Brief: Write out each line in which the string "всѣмъ" is present.

-- Start Given entries --

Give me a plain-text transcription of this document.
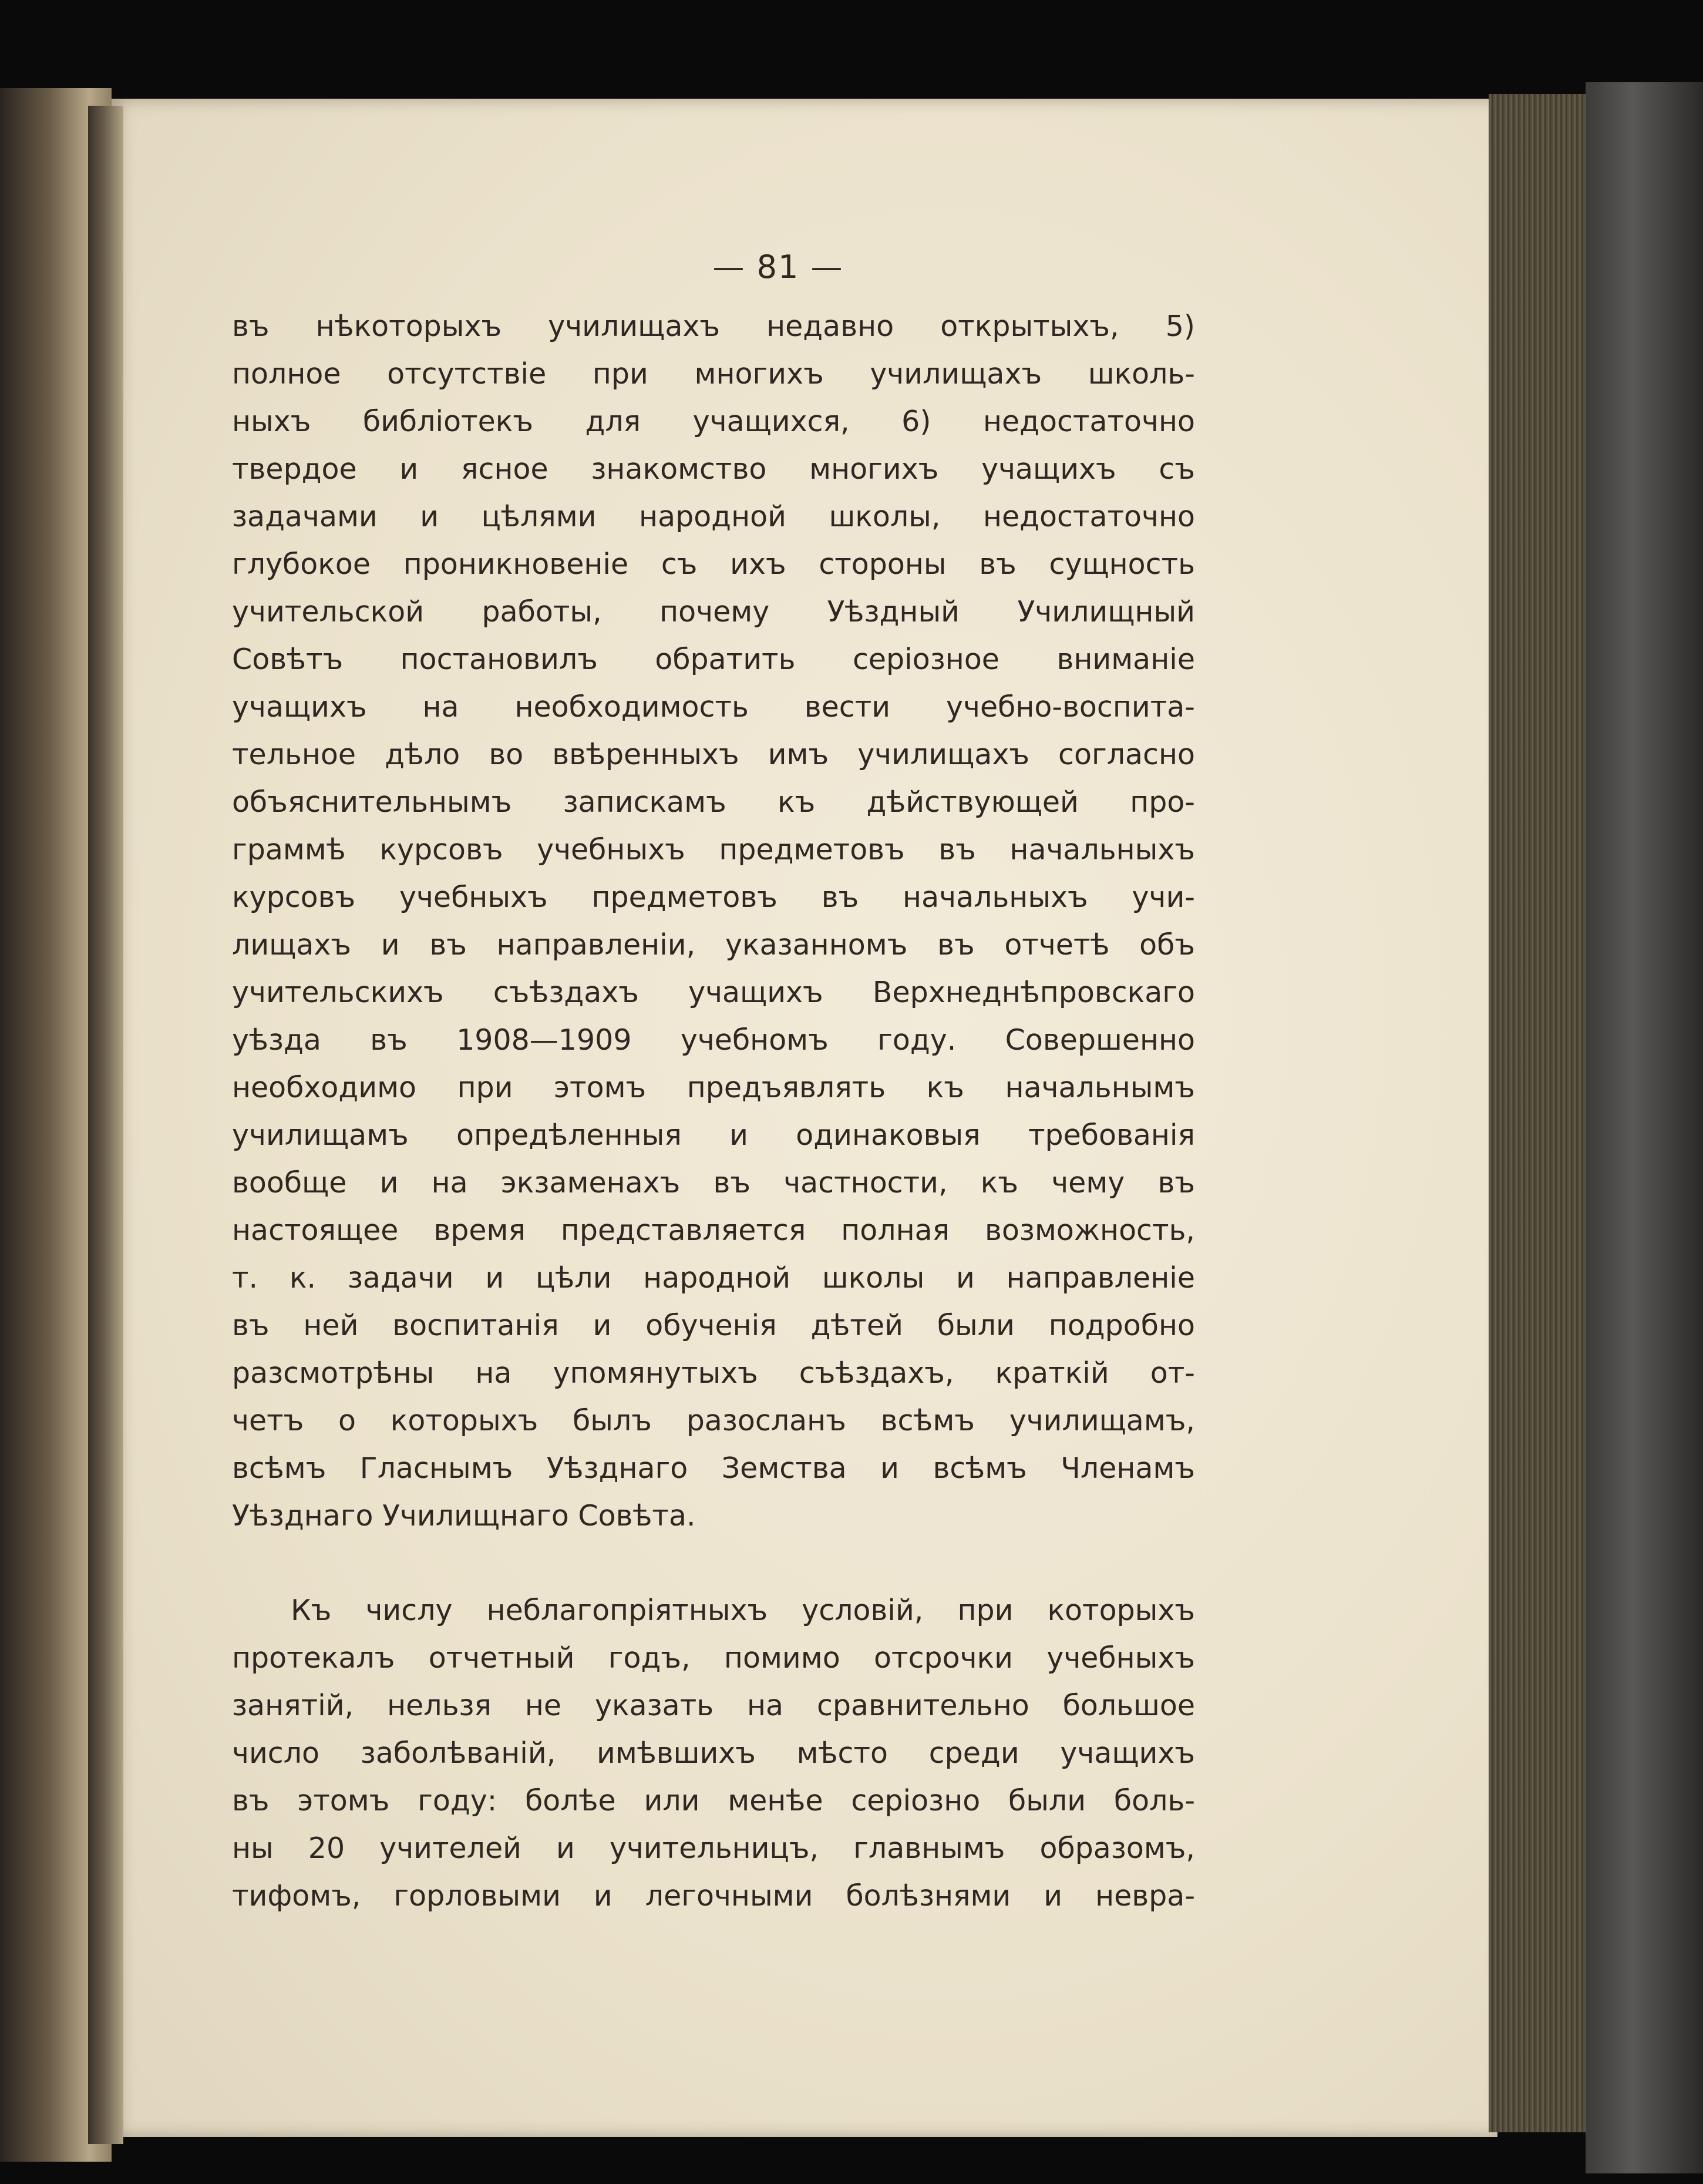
— 81 —

въ нѣкоторыхъ училищахъ недавно открытыхъ, 5)

полное отсутствіе при многихъ училищахъ школь-

ныхъ библіотекъ для учащихся, 6) недостаточно

твердое и ясное знакомство многихъ учащихъ съ

задачами и цѣлями народной школы, недостаточно

глубокое проникновеніе съ ихъ стороны въ сущность

учительской работы, почему Уѣздный Училищный

Совѣтъ постановилъ обратить серіозное вниманіе

учащихъ на необходимость вести учебно-воспита-

тельное дѣло во ввѣренныхъ имъ училищахъ согласно

объяснительнымъ запискамъ къ дѣйствующей про-

граммѣ курсовъ учебныхъ предметовъ въ начальныхъ

курсовъ учебныхъ предметовъ въ начальныхъ учи-

лищахъ и въ направленіи, указанномъ въ отчетѣ объ

учительскихъ съѣздахъ учащихъ Верхнеднѣпровскаго

уѣзда въ 1908—1909 учебномъ году. Совершенно

необходимо при этомъ предъявлять къ начальнымъ

училищамъ опредѣленныя и одинаковыя требованія

вообще и на экзаменахъ въ частности, къ чему въ

настоящее время представляется полная возможность,

т. к. задачи и цѣли народной школы и направленіе

въ ней воспитанія и обученія дѣтей были подробно

разсмотрѣны на упомянутыхъ съѣздахъ, краткій от-

четъ о которыхъ былъ разосланъ всѣмъ училищамъ,

всѣмъ Гласнымъ Уѣзднаго Земства и всѣмъ Членамъ

Уѣзднаго Училищнаго Совѣта.

Къ числу неблагопріятныхъ условій, при которыхъ

протекалъ отчетный годъ, помимо отсрочки учебныхъ

занятій, нельзя не указать на сравнительно большое

число заболѣваній, имѣвшихъ мѣсто среди учащихъ

въ этомъ году: болѣе или менѣе серіозно были боль-

ны 20 учителей и учительницъ, главнымъ образомъ,

тифомъ, горловыми и легочными болѣзнями и невра-
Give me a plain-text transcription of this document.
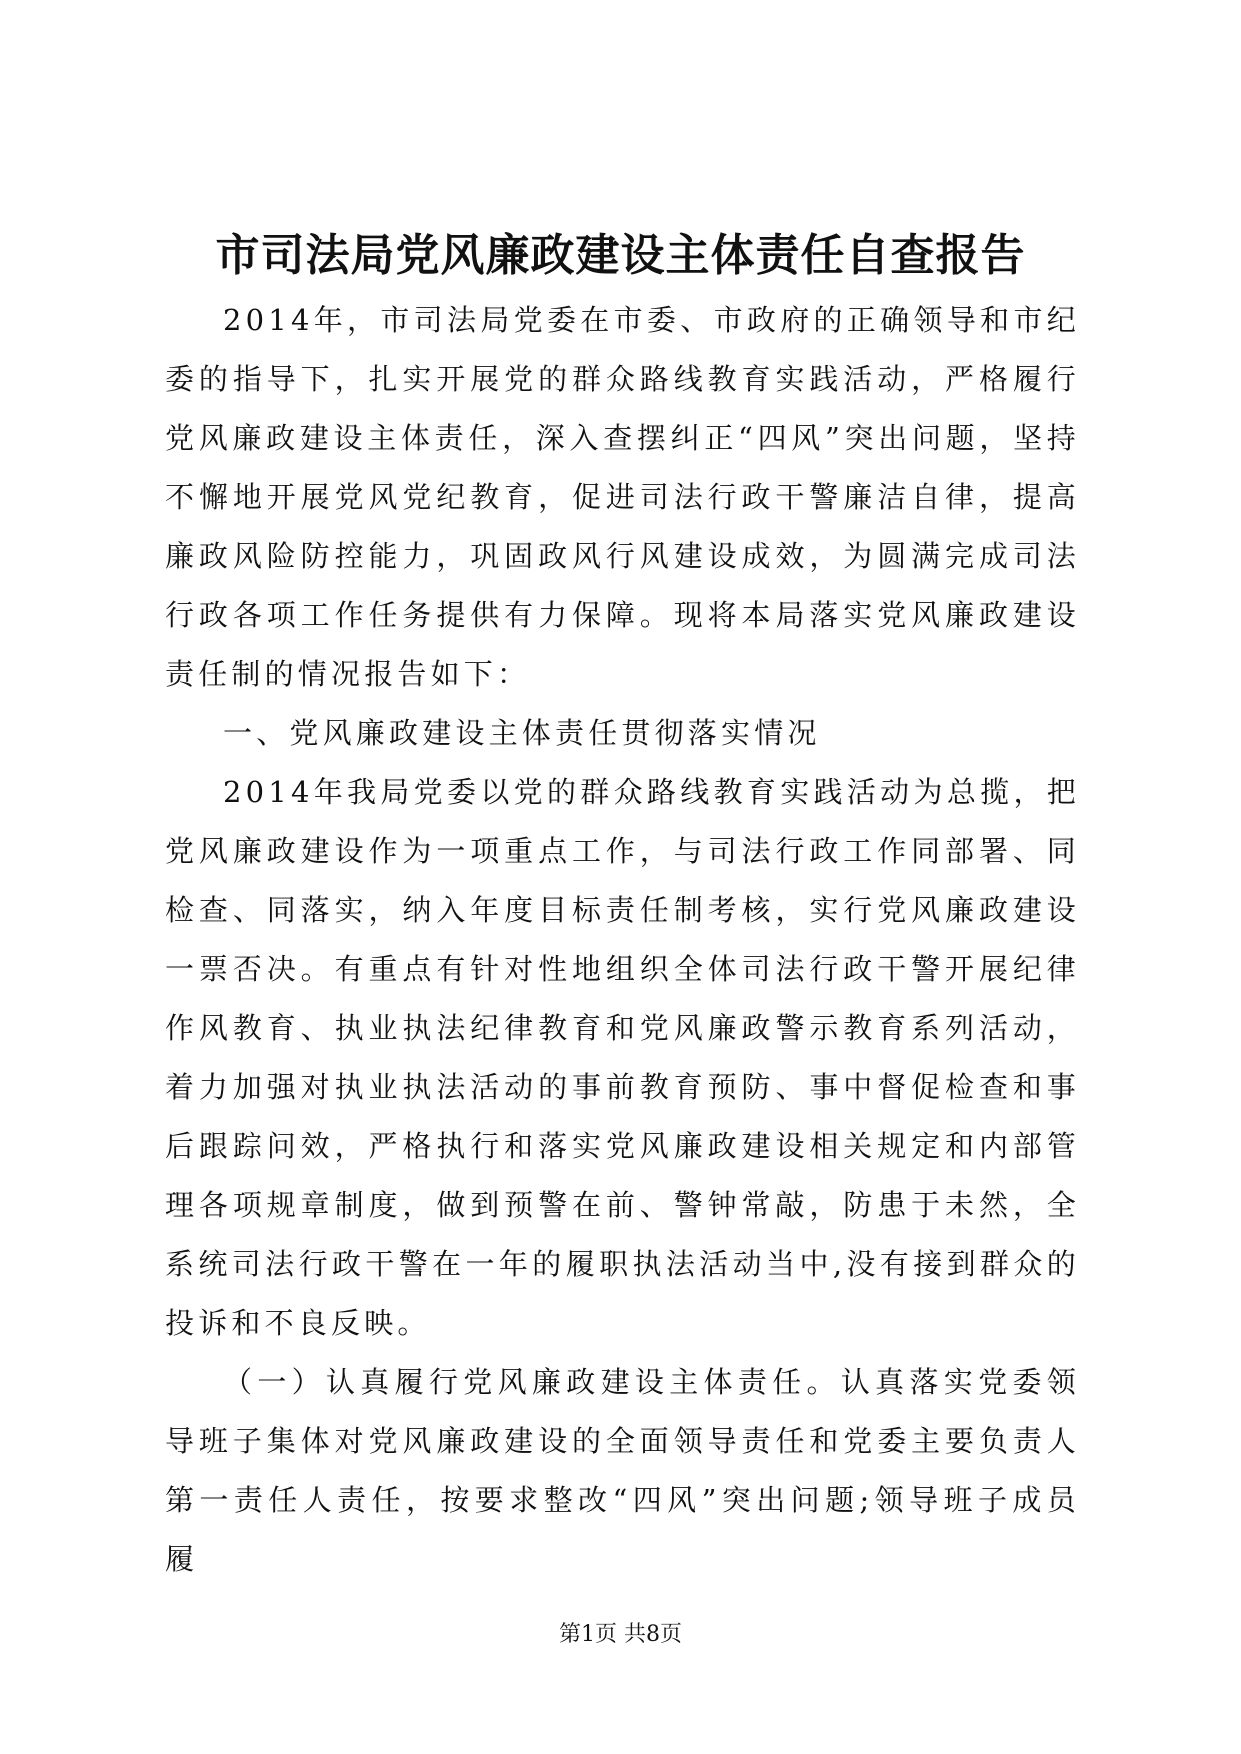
市司法局党风廉政建设主体责任自查报告

2014年，市司法局党委在市委、市政府的正确领导和市纪委的指导下，扎实开展党的群众路线教育实践活动，严格履行党风廉政建设主体责任，深入查摆纠正“四风”突出问题，坚持不懈地开展党风党纪教育，促进司法行政干警廉洁自律，提高廉政风险防控能力，巩固政风行风建设成效，为圆满完成司法行政各项工作任务提供有力保障。现将本局落实党风廉政建设责任制的情况报告如下：

一、党风廉政建设主体责任贯彻落实情况

2014年我局党委以党的群众路线教育实践活动为总揽，把党风廉政建设作为一项重点工作，与司法行政工作同部署、同检查、同落实，纳入年度目标责任制考核，实行党风廉政建设一票否决。有重点有针对性地组织全体司法行政干警开展纪律作风教育、执业执法纪律教育和党风廉政警示教育系列活动，着力加强对执业执法活动的事前教育预防、事中督促检查和事后跟踪问效，严格执行和落实党风廉政建设相关规定和内部管理各项规章制度，做到预警在前、警钟常敲，防患于未然，全系统司法行政干警在一年的履职执法活动当中,没有接到群众的投诉和不良反映。

（一）认真履行党风廉政建设主体责任。认真落实党委领导班子集体对党风廉政建设的全面领导责任和党委主要负责人第一责任人责任，按要求整改“四风”突出问题;领导班子成员履

第1页 共8页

-- End Given entries --

Task output:
четъ о которыхъ былъ разосланъ всѣмъ училищамъ,
всѣмъ Гласнымъ Уѣзднаго Земства и всѣмъ Членамъ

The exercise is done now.